## TASK PROMPT:
Print all the records exactly, please.

————————

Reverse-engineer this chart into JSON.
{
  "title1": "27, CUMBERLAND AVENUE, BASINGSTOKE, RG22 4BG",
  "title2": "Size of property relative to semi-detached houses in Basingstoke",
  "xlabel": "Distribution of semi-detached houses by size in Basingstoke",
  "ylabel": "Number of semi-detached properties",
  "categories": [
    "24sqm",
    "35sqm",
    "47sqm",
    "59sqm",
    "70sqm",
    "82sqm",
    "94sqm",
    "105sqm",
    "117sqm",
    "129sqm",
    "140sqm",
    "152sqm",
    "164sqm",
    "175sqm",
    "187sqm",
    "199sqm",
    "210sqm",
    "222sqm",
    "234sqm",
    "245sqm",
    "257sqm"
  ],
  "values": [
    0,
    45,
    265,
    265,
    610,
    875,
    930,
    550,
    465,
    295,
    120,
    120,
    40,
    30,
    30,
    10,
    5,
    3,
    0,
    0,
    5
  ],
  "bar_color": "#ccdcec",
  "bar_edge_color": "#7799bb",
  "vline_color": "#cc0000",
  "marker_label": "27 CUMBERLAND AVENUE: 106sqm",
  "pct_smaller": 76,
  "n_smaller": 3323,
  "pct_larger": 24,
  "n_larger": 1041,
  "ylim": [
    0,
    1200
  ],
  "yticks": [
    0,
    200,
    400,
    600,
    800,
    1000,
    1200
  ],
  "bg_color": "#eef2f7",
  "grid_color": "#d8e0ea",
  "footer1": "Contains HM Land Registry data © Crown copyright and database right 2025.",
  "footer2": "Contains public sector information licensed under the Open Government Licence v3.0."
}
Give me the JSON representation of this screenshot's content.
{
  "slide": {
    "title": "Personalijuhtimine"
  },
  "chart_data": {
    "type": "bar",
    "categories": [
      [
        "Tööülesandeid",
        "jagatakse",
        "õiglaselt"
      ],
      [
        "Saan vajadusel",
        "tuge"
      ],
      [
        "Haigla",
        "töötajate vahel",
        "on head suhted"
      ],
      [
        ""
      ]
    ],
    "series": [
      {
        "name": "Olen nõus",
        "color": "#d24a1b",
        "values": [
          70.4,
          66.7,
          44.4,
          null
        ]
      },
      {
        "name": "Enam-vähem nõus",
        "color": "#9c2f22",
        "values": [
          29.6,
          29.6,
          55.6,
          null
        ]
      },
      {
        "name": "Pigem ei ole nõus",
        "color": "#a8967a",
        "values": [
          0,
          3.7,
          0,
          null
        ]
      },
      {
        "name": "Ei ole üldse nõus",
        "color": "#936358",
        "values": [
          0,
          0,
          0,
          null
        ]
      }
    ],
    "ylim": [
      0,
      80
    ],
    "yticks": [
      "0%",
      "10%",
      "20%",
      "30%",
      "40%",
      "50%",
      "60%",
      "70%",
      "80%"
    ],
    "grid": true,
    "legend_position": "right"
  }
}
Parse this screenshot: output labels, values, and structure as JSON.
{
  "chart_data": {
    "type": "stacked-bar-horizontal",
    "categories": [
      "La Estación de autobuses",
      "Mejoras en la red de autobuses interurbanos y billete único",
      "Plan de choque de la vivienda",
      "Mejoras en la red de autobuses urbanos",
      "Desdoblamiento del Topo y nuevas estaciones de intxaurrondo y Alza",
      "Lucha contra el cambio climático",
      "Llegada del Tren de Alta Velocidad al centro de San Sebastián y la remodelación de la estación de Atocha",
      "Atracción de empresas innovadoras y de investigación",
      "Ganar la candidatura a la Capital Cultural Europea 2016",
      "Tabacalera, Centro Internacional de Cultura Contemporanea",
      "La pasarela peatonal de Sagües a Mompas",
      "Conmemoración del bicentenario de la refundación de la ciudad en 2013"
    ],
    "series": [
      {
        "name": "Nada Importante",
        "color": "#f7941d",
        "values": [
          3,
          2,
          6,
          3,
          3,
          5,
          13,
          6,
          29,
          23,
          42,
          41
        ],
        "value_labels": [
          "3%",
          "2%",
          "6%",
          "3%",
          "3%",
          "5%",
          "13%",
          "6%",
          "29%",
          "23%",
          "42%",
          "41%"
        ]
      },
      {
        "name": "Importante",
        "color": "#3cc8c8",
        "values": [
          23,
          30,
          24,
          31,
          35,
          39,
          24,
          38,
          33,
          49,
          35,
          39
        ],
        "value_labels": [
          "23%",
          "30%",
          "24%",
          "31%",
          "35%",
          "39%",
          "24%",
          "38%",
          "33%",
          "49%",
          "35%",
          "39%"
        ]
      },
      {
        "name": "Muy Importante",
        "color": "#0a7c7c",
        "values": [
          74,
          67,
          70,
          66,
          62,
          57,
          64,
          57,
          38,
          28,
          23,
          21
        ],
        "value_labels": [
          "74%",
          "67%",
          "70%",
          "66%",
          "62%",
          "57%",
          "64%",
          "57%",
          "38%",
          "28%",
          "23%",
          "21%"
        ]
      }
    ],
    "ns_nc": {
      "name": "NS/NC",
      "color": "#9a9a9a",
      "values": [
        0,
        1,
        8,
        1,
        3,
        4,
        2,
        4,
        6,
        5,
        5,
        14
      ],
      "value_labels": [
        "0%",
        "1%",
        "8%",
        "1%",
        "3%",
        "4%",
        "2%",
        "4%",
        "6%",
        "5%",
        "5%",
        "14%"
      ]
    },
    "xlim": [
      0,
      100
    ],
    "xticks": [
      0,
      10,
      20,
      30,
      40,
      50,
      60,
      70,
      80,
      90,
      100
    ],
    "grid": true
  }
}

————————

## ANSWER TO THE PROBLEM:
Reverse-engineer this chart into JSON.
{
  "title1": "27, CUMBERLAND AVENUE, BASINGSTOKE, RG22 4BG",
  "title2": "Size of property relative to semi-detached houses in Basingstoke",
  "xlabel": "Distribution of semi-detached houses by size in Basingstoke",
  "ylabel": "Number of semi-detached properties",
  "categories": [
    "24sqm",
    "35sqm",
    "47sqm",
    "59sqm",
    "70sqm",
    "82sqm",
    "94sqm",
    "105sqm",
    "117sqm",
    "129sqm",
    "140sqm",
    "152sqm",
    "164sqm",
    "175sqm",
    "187sqm",
    "199sqm",
    "210sqm",
    "222sqm",
    "234sqm",
    "245sqm",
    "257sqm"
  ],
  "values": [
    0,
    45,
    265,
    265,
    610,
    875,
    930,
    550,
    465,
    295,
    120,
    120,
    40,
    30,
    30,
    10,
    5,
    3,
    0,
    0,
    5
  ],
  "bar_color": "#ccdcec",
  "bar_edge_color": "#7799bb",
  "vline_color": "#cc0000",
  "marker_label": "27 CUMBERLAND AVENUE: 106sqm",
  "pct_smaller": 76,
  "n_smaller": 3323,
  "pct_larger": 24,
  "n_larger": 1041,
  "ylim": [
    0,
    1200
  ],
  "yticks": [
    0,
    200,
    400,
    600,
    800,
    1000,
    1200
  ],
  "bg_color": "#eef2f7",
  "grid_color": "#d8e0ea",
  "footer1": "Contains HM Land Registry data © Crown copyright and database right 2025.",
  "footer2": "Contains public sector information licensed under the Open Government Licence v3.0."
}
Give me the JSON representation of this screenshot's content.
{
  "slide": {
    "title": "Personalijuhtimine"
  },
  "chart_data": {
    "type": "bar",
    "categories": [
      [
        "Tööülesandeid",
        "jagatakse",
        "õiglaselt"
      ],
      [
        "Saan vajadusel",
        "tuge"
      ],
      [
        "Haigla",
        "töötajate vahel",
        "on head suhted"
      ],
      [
        ""
      ]
    ],
    "series": [
      {
        "name": "Olen nõus",
        "color": "#d24a1b",
        "values": [
          70.4,
          66.7,
          44.4,
          null
        ]
      },
      {
        "name": "Enam-vähem nõus",
        "color": "#9c2f22",
        "values": [
          29.6,
          29.6,
          55.6,
          null
        ]
      },
      {
        "name": "Pigem ei ole nõus",
        "color": "#a8967a",
        "values": [
          0,
          3.7,
          0,
          null
        ]
      },
      {
        "name": "Ei ole üldse nõus",
        "color": "#936358",
        "values": [
          0,
          0,
          0,
          null
        ]
      }
    ],
    "ylim": [
      0,
      80
    ],
    "yticks": [
      "0%",
      "10%",
      "20%",
      "30%",
      "40%",
      "50%",
      "60%",
      "70%",
      "80%"
    ],
    "grid": true,
    "legend_position": "right"
  }
}
Parse this screenshot: output labels, values, and structure as JSON.
{
  "chart_data": {
    "type": "stacked-bar-horizontal",
    "categories": [
      "La Estación de autobuses",
      "Mejoras en la red de autobuses interurbanos y billete único",
      "Plan de choque de la vivienda",
      "Mejoras en la red de autobuses urbanos",
      "Desdoblamiento del Topo y nuevas estaciones de intxaurrondo y Alza",
      "Lucha contra el cambio climático",
      "Llegada del Tren de Alta Velocidad al centro de San Sebastián y la remodelación de la estación de Atocha",
      "Atracción de empresas innovadoras y de investigación",
      "Ganar la candidatura a la Capital Cultural Europea 2016",
      "Tabacalera, Centro Internacional de Cultura Contemporanea",
      "La pasarela peatonal de Sagües a Mompas",
      "Conmemoración del bicentenario de la refundación de la ciudad en 2013"
    ],
    "series": [
      {
        "name": "Nada Importante",
        "color": "#f7941d",
        "values": [
          3,
          2,
          6,
          3,
          3,
          5,
          13,
          6,
          29,
          23,
          42,
          41
        ],
        "value_labels": [
          "3%",
          "2%",
          "6%",
          "3%",
          "3%",
          "5%",
          "13%",
          "6%",
          "29%",
          "23%",
          "42%",
          "41%"
        ]
      },
      {
        "name": "Importante",
        "color": "#3cc8c8",
        "values": [
          23,
          30,
          24,
          31,
          35,
          39,
          24,
          38,
          33,
          49,
          35,
          39
        ],
        "value_labels": [
          "23%",
          "30%",
          "24%",
          "31%",
          "35%",
          "39%",
          "24%",
          "38%",
          "33%",
          "49%",
          "35%",
          "39%"
        ]
      },
      {
        "name": "Muy Importante",
        "color": "#0a7c7c",
        "values": [
          74,
          67,
          70,
          66,
          62,
          57,
          64,
          57,
          38,
          28,
          23,
          21
        ],
        "value_labels": [
          "74%",
          "67%",
          "70%",
          "66%",
          "62%",
          "57%",
          "64%",
          "57%",
          "38%",
          "28%",
          "23%",
          "21%"
        ]
      }
    ],
    "ns_nc": {
      "name": "NS/NC",
      "color": "#9a9a9a",
      "values": [
        0,
        1,
        8,
        1,
        3,
        4,
        2,
        4,
        6,
        5,
        5,
        14
      ],
      "value_labels": [
        "0%",
        "1%",
        "8%",
        "1%",
        "3%",
        "4%",
        "2%",
        "4%",
        "6%",
        "5%",
        "5%",
        "14%"
      ]
    },
    "xlim": [
      0,
      100
    ],
    "xticks": [
      0,
      10,
      20,
      30,
      40,
      50,
      60,
      70,
      80,
      90,
      100
    ],
    "grid": true
  }
}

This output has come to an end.